▶ **Given request**: Would you return all of this data exactly, leaving nothing out?

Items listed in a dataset
----------------------------------------
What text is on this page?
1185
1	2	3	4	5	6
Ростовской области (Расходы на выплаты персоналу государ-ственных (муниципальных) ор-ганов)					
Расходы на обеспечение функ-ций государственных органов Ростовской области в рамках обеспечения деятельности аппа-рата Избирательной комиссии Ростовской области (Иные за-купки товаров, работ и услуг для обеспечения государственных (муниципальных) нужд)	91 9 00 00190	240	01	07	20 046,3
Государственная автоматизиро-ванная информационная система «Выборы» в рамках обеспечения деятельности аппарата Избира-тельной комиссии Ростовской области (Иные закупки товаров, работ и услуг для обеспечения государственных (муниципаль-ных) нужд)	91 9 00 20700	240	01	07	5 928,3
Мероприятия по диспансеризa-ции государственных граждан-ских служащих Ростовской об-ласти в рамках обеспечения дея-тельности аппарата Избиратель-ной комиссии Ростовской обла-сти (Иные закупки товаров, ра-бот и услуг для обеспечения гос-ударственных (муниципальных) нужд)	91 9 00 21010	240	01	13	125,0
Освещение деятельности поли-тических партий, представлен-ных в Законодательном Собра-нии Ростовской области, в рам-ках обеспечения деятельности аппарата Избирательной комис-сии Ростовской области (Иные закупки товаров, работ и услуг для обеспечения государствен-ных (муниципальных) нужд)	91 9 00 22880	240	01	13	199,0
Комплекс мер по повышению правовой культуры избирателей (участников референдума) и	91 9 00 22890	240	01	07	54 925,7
----------------------------------------
▶ **Final answer**:
What text is on this page?
1185
1	2	3	4	5	6
Ростовской области (Расходы на выплаты персоналу государ-ственных (муниципальных) ор-ганов)					
Расходы на обеспечение функ-ций государственных органов Ростовской области в рамках обеспечения деятельности аппа-рата Избирательной комиссии Ростовской области (Иные за-купки товаров, работ и услуг для обеспечения государственных (муниципальных) нужд)	91 9 00 00190	240	01	07	20 046,3
Государственная автоматизиро-ванная информационная система «Выборы» в рамках обеспечения деятельности аппарата Избира-тельной комиссии Ростовской области (Иные закупки товаров, работ и услуг для обеспечения государственных (муниципаль-ных) нужд)	91 9 00 20700	240	01	07	5 928,3
Мероприятия по диспансеризa-ции государственных граждан-ских служащих Ростовской об-ласти в рамках обеспечения дея-тельности аппарата Избиратель-ной комиссии Ростовской обла-сти (Иные закупки товаров, ра-бот и услуг для обеспечения гос-ударственных (муниципальных) нужд)	91 9 00 21010	240	01	13	125,0
Освещение деятельности поли-тических партий, представлен-ных в Законодательном Собра-нии Ростовской области, в рам-ках обеспечения деятельности аппарата Избирательной комис-сии Ростовской области (Иные закупки товаров, работ и услуг для обеспечения государствен-ных (муниципальных) нужд)	91 9 00 22880	240	01	13	199,0
Комплекс мер по повышению правовой культуры избирателей (участников референдума) и	91 9 00 22890	240	01	07	54 925,7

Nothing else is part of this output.